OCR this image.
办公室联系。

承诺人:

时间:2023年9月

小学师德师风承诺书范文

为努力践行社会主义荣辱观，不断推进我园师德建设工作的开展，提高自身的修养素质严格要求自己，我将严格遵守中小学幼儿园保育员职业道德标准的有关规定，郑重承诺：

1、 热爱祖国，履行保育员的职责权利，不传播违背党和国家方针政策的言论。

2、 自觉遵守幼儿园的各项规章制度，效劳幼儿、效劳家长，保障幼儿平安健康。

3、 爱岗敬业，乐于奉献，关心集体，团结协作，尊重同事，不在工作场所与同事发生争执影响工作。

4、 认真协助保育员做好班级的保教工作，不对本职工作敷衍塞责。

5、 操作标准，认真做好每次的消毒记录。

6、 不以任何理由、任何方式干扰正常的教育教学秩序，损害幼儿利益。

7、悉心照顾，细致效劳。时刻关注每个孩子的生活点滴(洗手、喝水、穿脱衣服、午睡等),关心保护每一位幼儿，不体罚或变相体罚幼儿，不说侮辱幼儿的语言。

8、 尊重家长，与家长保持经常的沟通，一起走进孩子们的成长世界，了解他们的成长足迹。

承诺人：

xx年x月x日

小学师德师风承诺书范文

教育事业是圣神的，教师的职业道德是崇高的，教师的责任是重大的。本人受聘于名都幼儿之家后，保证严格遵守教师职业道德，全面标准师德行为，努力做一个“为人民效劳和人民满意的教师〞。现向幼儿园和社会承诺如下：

--

Repeat each of the entries above precisely as given.

FULL SOLUTION —
OCR this image.
办公室联系。

承诺人:

时间:2023年9月

小学师德师风承诺书范文

为努力践行社会主义荣辱观，不断推进我园师德建设工作的开展，提高自身的修养素质严格要求自己，我将严格遵守中小学幼儿园保育员职业道德标准的有关规定，郑重承诺：

1、 热爱祖国，履行保育员的职责权利，不传播违背党和国家方针政策的言论。

2、 自觉遵守幼儿园的各项规章制度，效劳幼儿、效劳家长，保障幼儿平安健康。

3、 爱岗敬业，乐于奉献，关心集体，团结协作，尊重同事，不在工作场所与同事发生争执影响工作。

4、 认真协助保育员做好班级的保教工作，不对本职工作敷衍塞责。

5、 操作标准，认真做好每次的消毒记录。

6、 不以任何理由、任何方式干扰正常的教育教学秩序，损害幼儿利益。

7、悉心照顾，细致效劳。时刻关注每个孩子的生活点滴(洗手、喝水、穿脱衣服、午睡等),关心保护每一位幼儿，不体罚或变相体罚幼儿，不说侮辱幼儿的语言。

8、 尊重家长，与家长保持经常的沟通，一起走进孩子们的成长世界，了解他们的成长足迹。

承诺人：

xx年x月x日

小学师德师风承诺书范文

教育事业是圣神的，教师的职业道德是崇高的，教师的责任是重大的。本人受聘于名都幼儿之家后，保证严格遵守教师职业道德，全面标准师德行为，努力做一个“为人民效劳和人民满意的教师〞。现向幼儿园和社会承诺如下：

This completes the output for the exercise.